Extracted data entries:
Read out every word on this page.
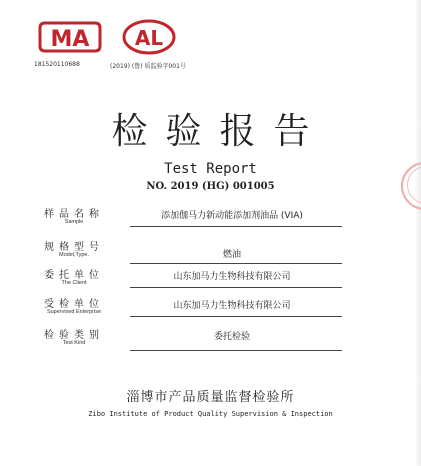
MA AL
181520110688	(2019) (鲁) 质监验字001号
检验报告
Test Report
NO. 2019 (HG) 001005
样品名称
Sample
添加伽马力新动能添加剂油品 (VIA)
规格型号
Model,Type.	燃油
委托单位
The Client
山东加马力生物科技有限公司
受检单位
Supervised Enterprise
山东加马力生物科技有限公司
检验类别
Test Kind
委托检验
淄博市产品质量监督检验所
Zibo Institute of Product Quality Supervision & Inspection
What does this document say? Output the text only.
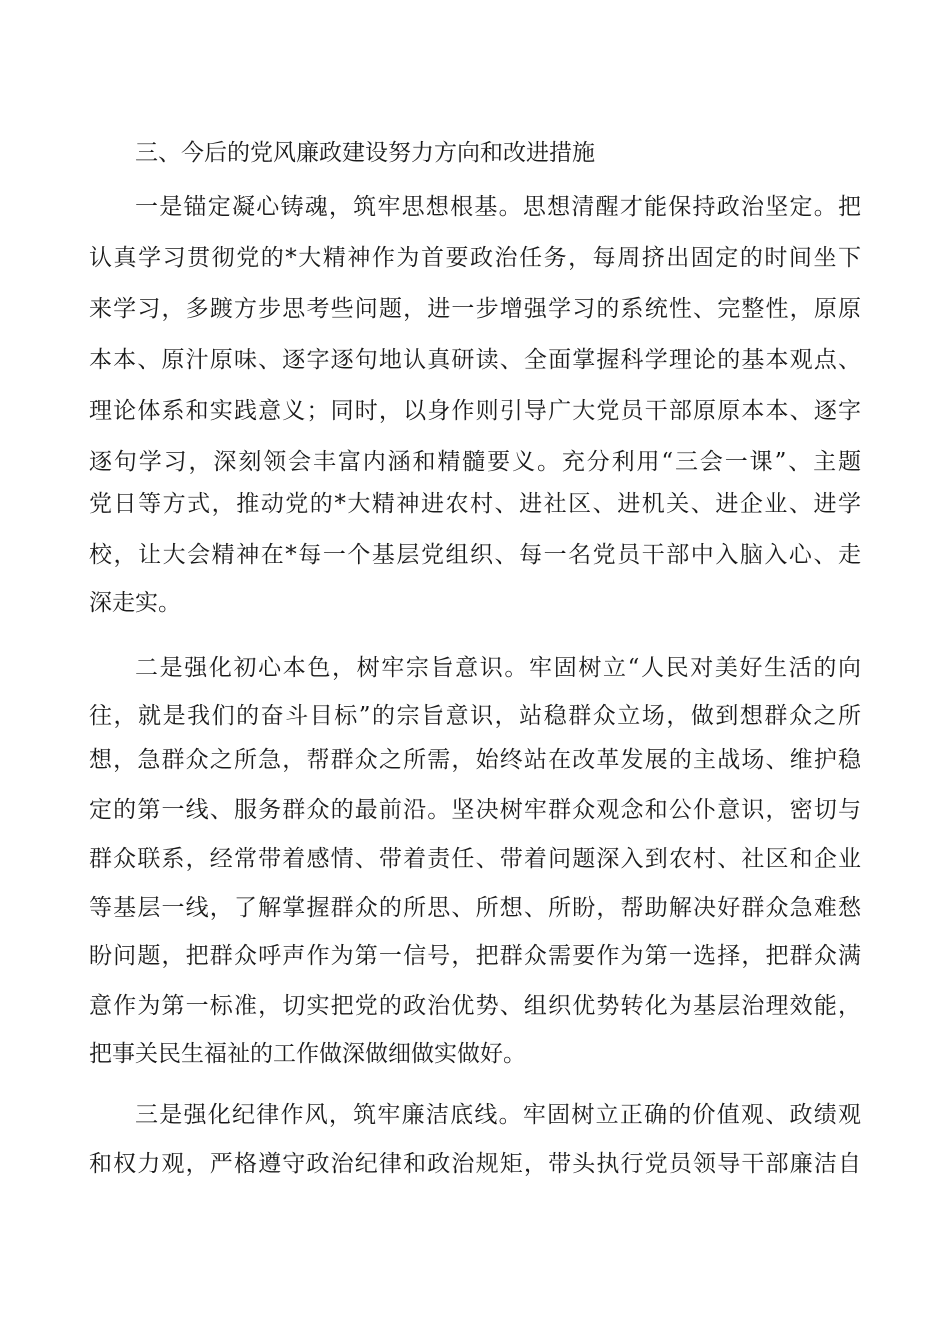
三、今后的党风廉政建设努力方向和改进措施
一是锚定凝心铸魂，筑牢思想根基。思想清醒才能保持政治坚定。把
认真学习贯彻党的*大精神作为首要政治任务，每周挤出固定的时间坐下
来学习，多踱方步思考些问题，进一步增强学习的系统性、完整性，原原
本本、原汁原味、逐字逐句地认真研读、全面掌握科学理论的基本观点、
理论体系和实践意义；同时，以身作则引导广大党员干部原原本本、逐字
逐句学习，深刻领会丰富内涵和精髓要义。充分利用“三会一课”、主题
党日等方式，推动党的*大精神进农村、进社区、进机关、进企业、进学
校，让大会精神在*每一个基层党组织、每一名党员干部中入脑入心、走
深走实。
二是强化初心本色，树牢宗旨意识。牢固树立“人民对美好生活的向
往，就是我们的奋斗目标”的宗旨意识，站稳群众立场，做到想群众之所
想，急群众之所急，帮群众之所需，始终站在改革发展的主战场、维护稳
定的第一线、服务群众的最前沿。坚决树牢群众观念和公仆意识，密切与
群众联系，经常带着感情、带着责任、带着问题深入到农村、社区和企业
等基层一线，了解掌握群众的所思、所想、所盼，帮助解决好群众急难愁
盼问题，把群众呼声作为第一信号，把群众需要作为第一选择，把群众满
意作为第一标准，切实把党的政治优势、组织优势转化为基层治理效能，
把事关民生福祉的工作做深做细做实做好。
三是强化纪律作风，筑牢廉洁底线。牢固树立正确的价值观、政绩观
和权力观，严格遵守政治纪律和政治规矩，带头执行党员领导干部廉洁自
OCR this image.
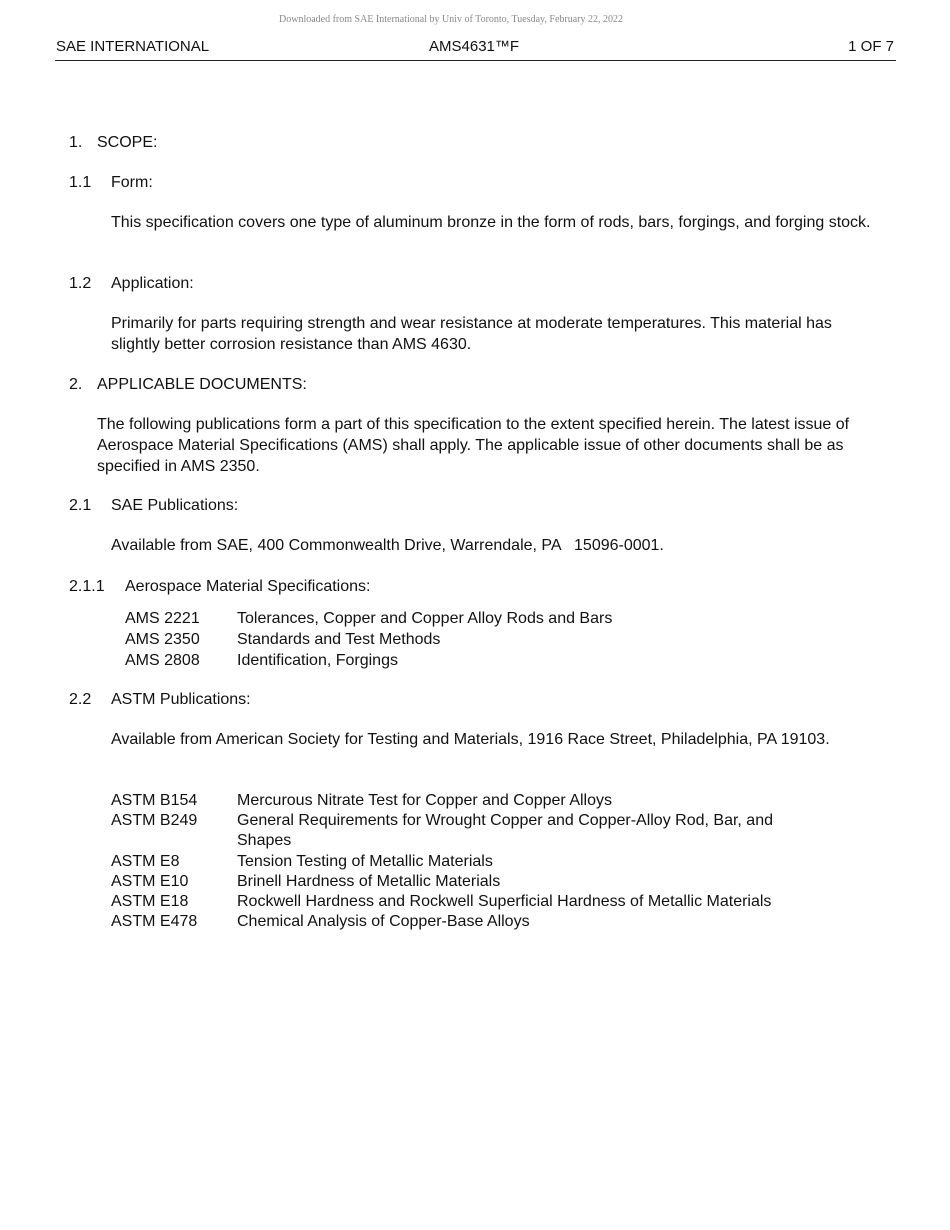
Downloaded from SAE International by Univ of Toronto, Tuesday, February 22, 2022
SAE INTERNATIONAL	AMS4631™F	1 OF 7
1. SCOPE:
1.1 Form:
This specification covers one type of aluminum bronze in the form of rods, bars, forgings, and forging stock.
1.2 Application:
Primarily for parts requiring strength and wear resistance at moderate temperatures. This material has slightly better corrosion resistance than AMS 4630.
2. APPLICABLE DOCUMENTS:
The following publications form a part of this specification to the extent specified herein. The latest issue of Aerospace Material Specifications (AMS) shall apply. The applicable issue of other documents shall be as specified in AMS 2350.
2.1 SAE Publications:
Available from SAE, 400 Commonwealth Drive, Warrendale, PA   15096-0001.
2.1.1 Aerospace Material Specifications:
AMS 2221 Tolerances, Copper and Copper Alloy Rods and Bars
AMS 2350 Standards and Test Methods
AMS 2808 Identification, Forgings
2.2 ASTM Publications:
Available from American Society for Testing and Materials, 1916 Race Street, Philadelphia, PA 19103.
ASTM B154 Mercurous Nitrate Test for Copper and Copper Alloys
ASTM B249 General Requirements for Wrought Copper and Copper-Alloy Rod, Bar, and
Shapes
ASTM E8	Tension Testing of Metallic Materials
ASTM E10	Brinell Hardness of Metallic Materials
ASTM E18	Rockwell Hardness and Rockwell Superficial Hardness of Metallic Materials
ASTM E478 Chemical Analysis of Copper-Base Alloys
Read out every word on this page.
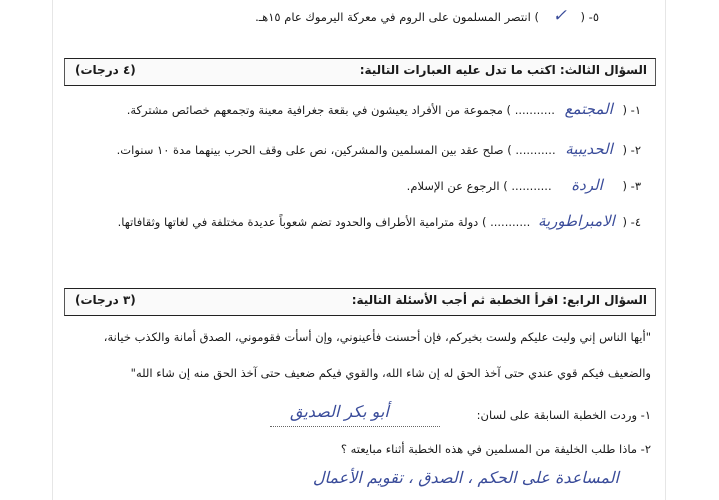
٥- ( ✓ ) انتصر المسلمون على الروم في معركة اليرموك عام ١٥هـ.
السؤال الثالث: اكتب ما تدل عليه العبارات التالية:
(٤ درجات)
١- ( المجتمع ........... ) مجموعة من الأفراد يعيشون في بقعة جغرافية معينة وتجمعهم خصائص مشتركة.
٢- ( الحديبية ........... ) صلح عقد بين المسلمين والمشركين، نص على وقف الحرب بينهما مدة ١٠ سنوات.
٣- ( الردة ........... ) الرجوع عن الإسلام.
٤- ( الامبراطورية ........... ) دولة مترامية الأطراف والحدود تضم شعوباً عديدة مختلفة في لغاتها وثقافاتها.
السؤال الرابع: اقرأ الخطبة ثم أجب الأسئلة التالية:
(٣ درجات)
"أيها الناس إني وليت عليكم ولست بخيركم، فإن أحسنت فأعينوني، وإن أسأت فقوموني، الصدق أمانة والكذب خيانة،
والضعيف فيكم قوي عندي حتى آخذ الحق له إن شاء الله، والقوي فيكم ضعيف حتى آخذ الحق منه إن شاء الله"
١- وردت الخطبة السابقة على لسان:
أبو بكر الصديق
٢- ماذا طلب الخليفة من المسلمين في هذه الخطبة أثناء مبايعته ؟
المساعدة على الحكم ، الصدق ، تقويم الأعمال
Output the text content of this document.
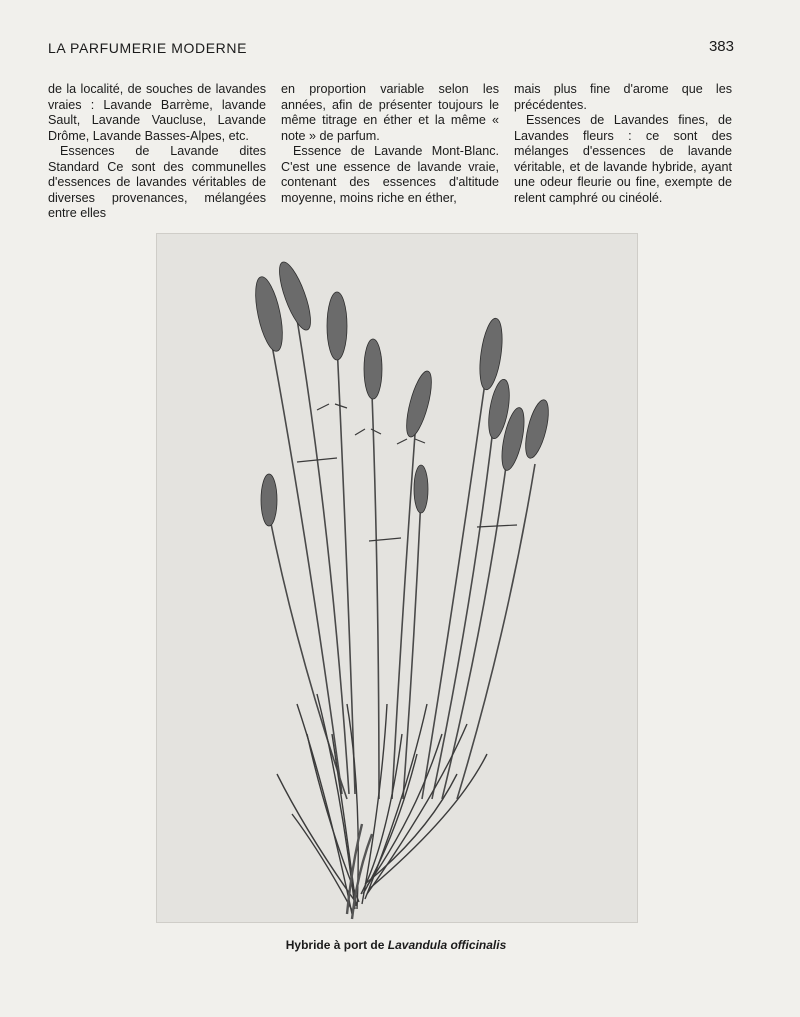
LA PARFUMERIE MODERNE	383

de la localité, de souches de lavandes vraies : Lavande Barrème, lavande Sault, Lavande Vaucluse, Lavande Drôme, Lavande Basses-Alpes, etc.

Essences de Lavande dites Standard Ce sont des communelles d'essences de lavandes véritables de diverses provenances, mélangées entre elles

en proportion variable selon les années, afin de présenter toujours le même titrage en éther et la même « note » de parfum.

Essence de Lavande Mont-Blanc. C'est une essence de lavande vraie, contenant des essences d'altitude moyenne, moins riche en éther,

mais plus fine d'arome que les précédentes.

Essences de Lavandes fines, de Lavandes fleurs : ce sont des mélanges d'essences de lavande véritable, et de lavande hybride, ayant une odeur fleurie ou fine, exempte de relent camphré ou cinéolé.

Hybride à port de Lavandula officinalis
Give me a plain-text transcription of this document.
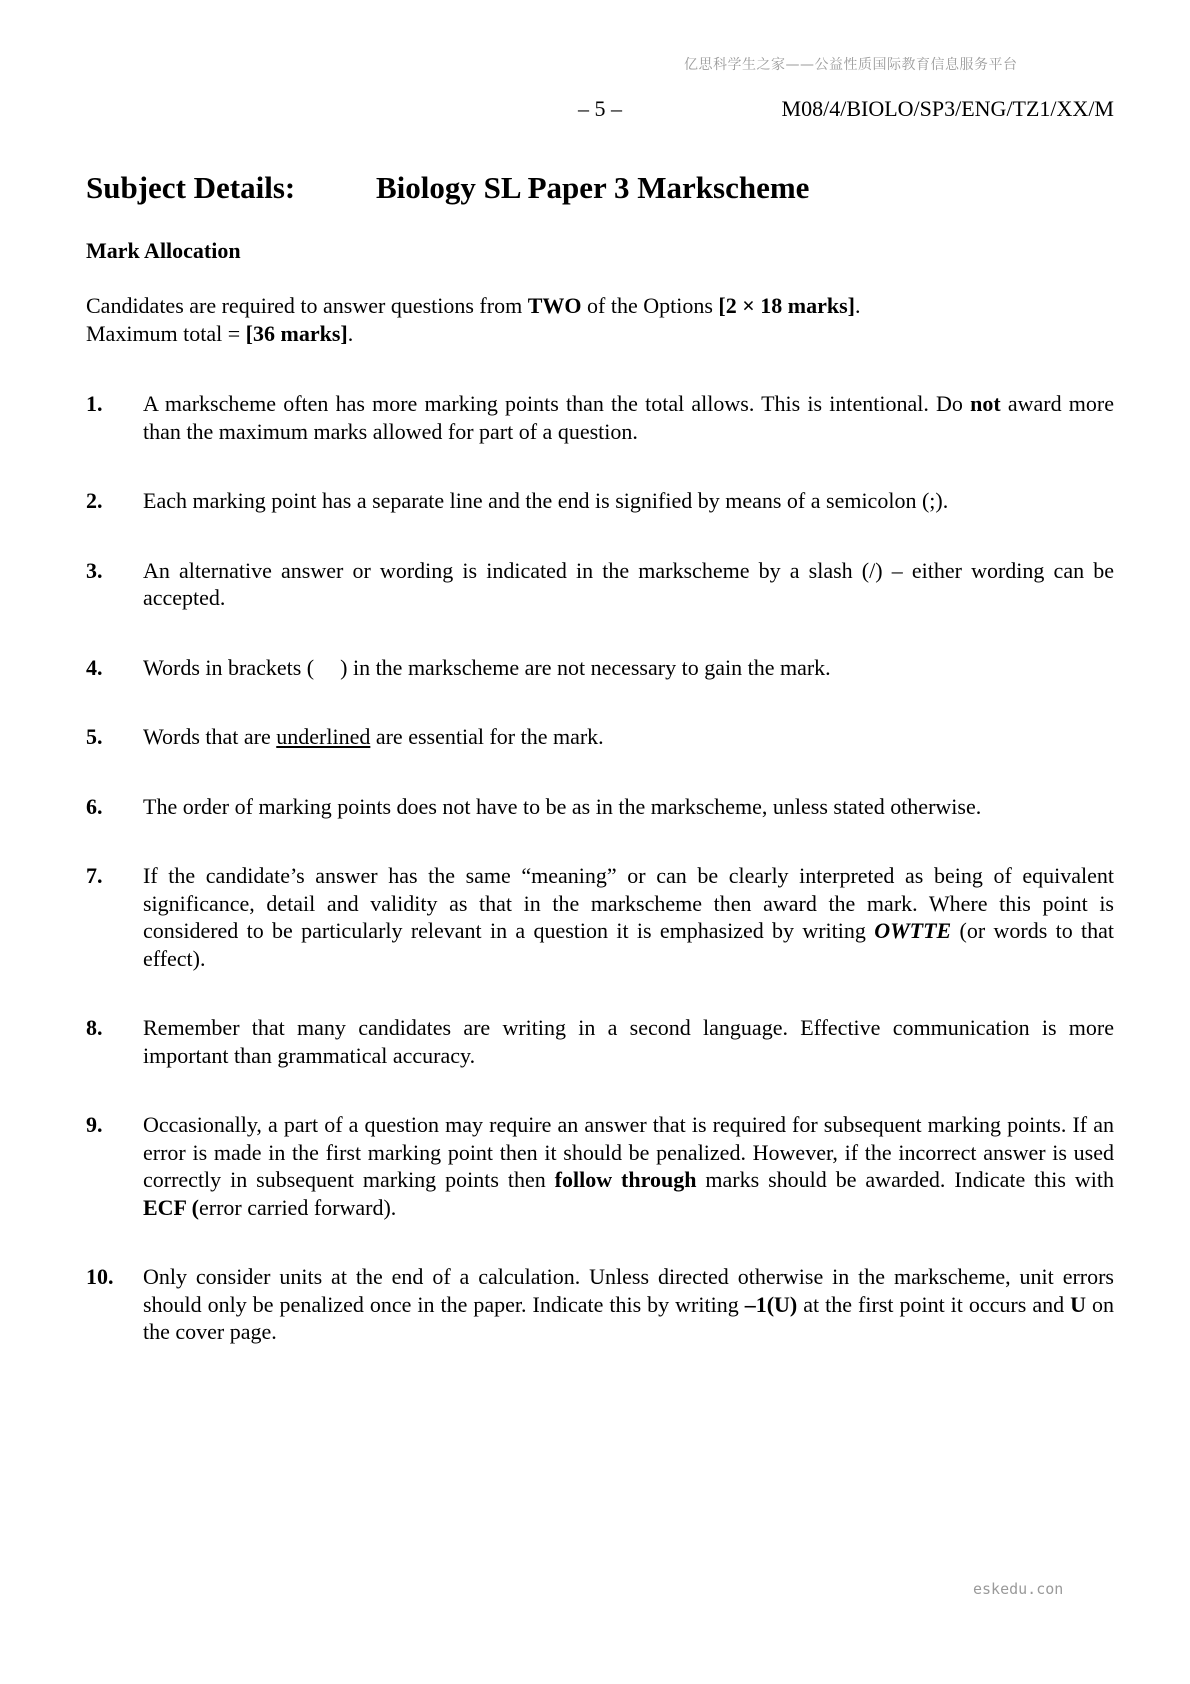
亿思科学生之家——公益性质国际教育信息服务平台
– 5 –	M08/4/BIOLO/SP3/ENG/TZ1/XX/M
Subject Details:	Biology SL Paper 3 Markscheme
Mark Allocation

Candidates are required to answer questions from TWO of the Options [2 × 18 marks].

Maximum total = [36 marks].

1.	A markscheme often has more marking points than the total allows. This is intentional. Do not award more than the maximum marks allowed for part of a question.
2.	Each marking point has a separate line and the end is signified by means of a semicolon (;).
3.	An alternative answer or wording is indicated in the markscheme by a slash (/) – either wording can be accepted.
4.	Words in brackets ( ) in the markscheme are not necessary to gain the mark.
5.	Words that are underlined are essential for the mark.
6.	The order of marking points does not have to be as in the markscheme, unless stated otherwise.
7.	If the candidate’s answer has the same “meaning” or can be clearly interpreted as being of equivalent significance, detail and validity as that in the markscheme then award the mark. Where this point is considered to be particularly relevant in a question it is emphasized by writing OWTTE (or words to that effect).
8.	Remember that many candidates are writing in a second language. Effective communication is more important than grammatical accuracy.
9.	Occasionally, a part of a question may require an answer that is required for subsequent marking points. If an error is made in the first marking point then it should be penalized. However, if the incorrect answer is used correctly in subsequent marking points then follow through marks should be awarded. Indicate this with ECF (error carried forward).
10.	Only consider units at the end of a calculation. Unless directed otherwise in the markscheme, unit errors should only be penalized once in the paper. Indicate this by writing –1(U) at the first point it occurs and U on the cover page.
eskedu.con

- [Direction]: Count the lines in which the string "essences" appears, then report only that figure.

- [Completed exercise]: 3